(Records)
____________

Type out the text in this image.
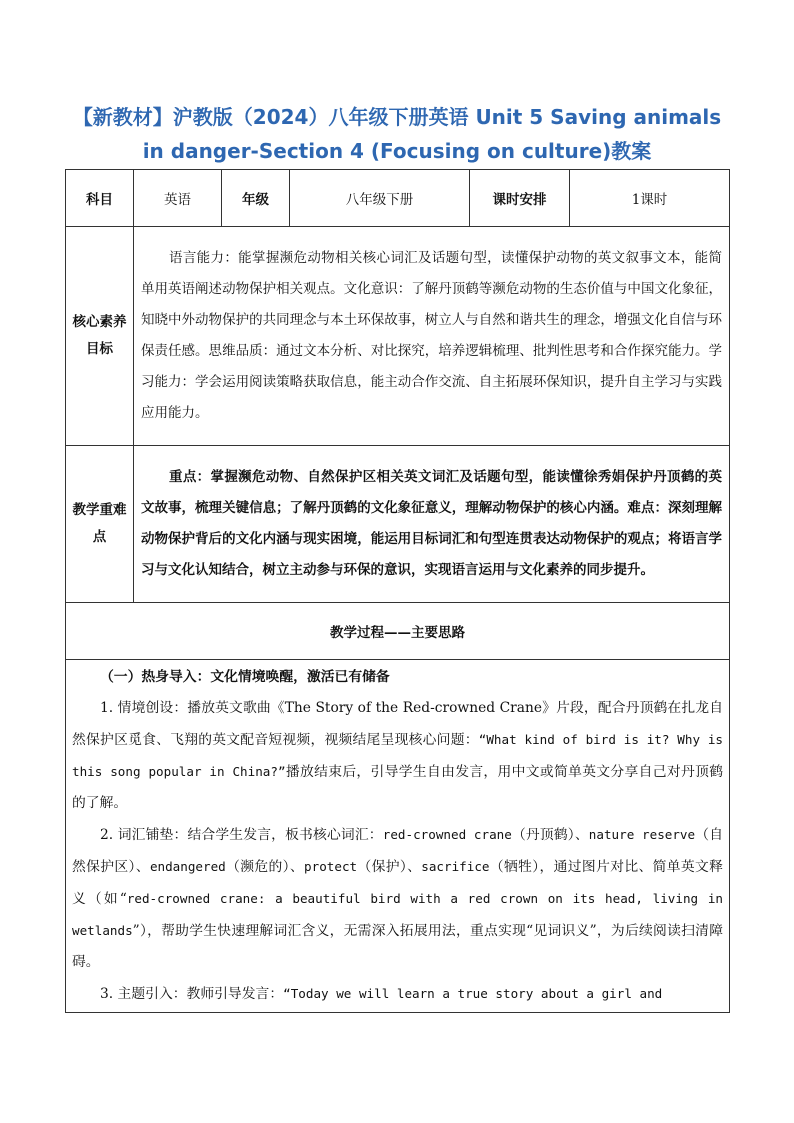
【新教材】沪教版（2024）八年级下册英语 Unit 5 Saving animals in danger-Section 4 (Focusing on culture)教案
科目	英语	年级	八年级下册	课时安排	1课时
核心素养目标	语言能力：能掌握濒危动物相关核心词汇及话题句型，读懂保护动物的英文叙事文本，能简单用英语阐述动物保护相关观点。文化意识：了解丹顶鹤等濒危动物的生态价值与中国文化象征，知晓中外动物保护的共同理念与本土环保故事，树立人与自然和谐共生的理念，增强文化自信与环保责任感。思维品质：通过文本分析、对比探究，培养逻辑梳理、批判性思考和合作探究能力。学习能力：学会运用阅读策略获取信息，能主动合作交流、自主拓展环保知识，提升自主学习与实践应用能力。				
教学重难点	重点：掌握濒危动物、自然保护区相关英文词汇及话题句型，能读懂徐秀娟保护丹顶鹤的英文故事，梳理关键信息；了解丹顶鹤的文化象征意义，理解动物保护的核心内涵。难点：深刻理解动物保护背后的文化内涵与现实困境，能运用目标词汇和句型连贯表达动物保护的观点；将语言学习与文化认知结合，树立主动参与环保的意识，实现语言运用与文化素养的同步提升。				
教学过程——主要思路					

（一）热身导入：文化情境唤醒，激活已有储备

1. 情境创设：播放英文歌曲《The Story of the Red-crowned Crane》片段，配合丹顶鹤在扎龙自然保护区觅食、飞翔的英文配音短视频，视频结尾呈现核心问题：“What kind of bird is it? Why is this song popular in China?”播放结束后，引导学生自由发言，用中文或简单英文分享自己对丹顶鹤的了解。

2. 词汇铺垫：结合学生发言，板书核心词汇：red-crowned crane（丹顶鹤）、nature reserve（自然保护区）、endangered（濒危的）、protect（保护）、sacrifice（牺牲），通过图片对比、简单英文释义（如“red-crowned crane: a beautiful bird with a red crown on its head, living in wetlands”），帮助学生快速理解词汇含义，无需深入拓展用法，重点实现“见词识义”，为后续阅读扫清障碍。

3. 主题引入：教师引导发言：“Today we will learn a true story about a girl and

____________

◆ **Set task**
Quote the full listing above word for word; exclude every picture from the copy.

◆ **Full response**
Type out the text in this image.
【新教材】沪教版（2024）八年级下册英语 Unit 5 Saving animals in danger-Section 4 (Focusing on culture)教案
科目	英语	年级	八年级下册	课时安排	1课时
核心素养目标	语言能力：能掌握濒危动物相关核心词汇及话题句型，读懂保护动物的英文叙事文本，能简单用英语阐述动物保护相关观点。文化意识：了解丹顶鹤等濒危动物的生态价值与中国文化象征，知晓中外动物保护的共同理念与本土环保故事，树立人与自然和谐共生的理念，增强文化自信与环保责任感。思维品质：通过文本分析、对比探究，培养逻辑梳理、批判性思考和合作探究能力。学习能力：学会运用阅读策略获取信息，能主动合作交流、自主拓展环保知识，提升自主学习与实践应用能力。				
教学重难点	重点：掌握濒危动物、自然保护区相关英文词汇及话题句型，能读懂徐秀娟保护丹顶鹤的英文故事，梳理关键信息；了解丹顶鹤的文化象征意义，理解动物保护的核心内涵。难点：深刻理解动物保护背后的文化内涵与现实困境，能运用目标词汇和句型连贯表达动物保护的观点；将语言学习与文化认知结合，树立主动参与环保的意识，实现语言运用与文化素养的同步提升。				
教学过程——主要思路					

（一）热身导入：文化情境唤醒，激活已有储备

1. 情境创设：播放英文歌曲《The Story of the Red-crowned Crane》片段，配合丹顶鹤在扎龙自然保护区觅食、飞翔的英文配音短视频，视频结尾呈现核心问题：“What kind of bird is it? Why is this song popular in China?”播放结束后，引导学生自由发言，用中文或简单英文分享自己对丹顶鹤的了解。

2. 词汇铺垫：结合学生发言，板书核心词汇：red-crowned crane（丹顶鹤）、nature reserve（自然保护区）、endangered（濒危的）、protect（保护）、sacrifice（牺牲），通过图片对比、简单英文释义（如“red-crowned crane: a beautiful bird with a red crown on its head, living in wetlands”），帮助学生快速理解词汇含义，无需深入拓展用法，重点实现“见词识义”，为后续阅读扫清障碍。

3. 主题引入：教师引导发言：“Today we will learn a true story about a girl and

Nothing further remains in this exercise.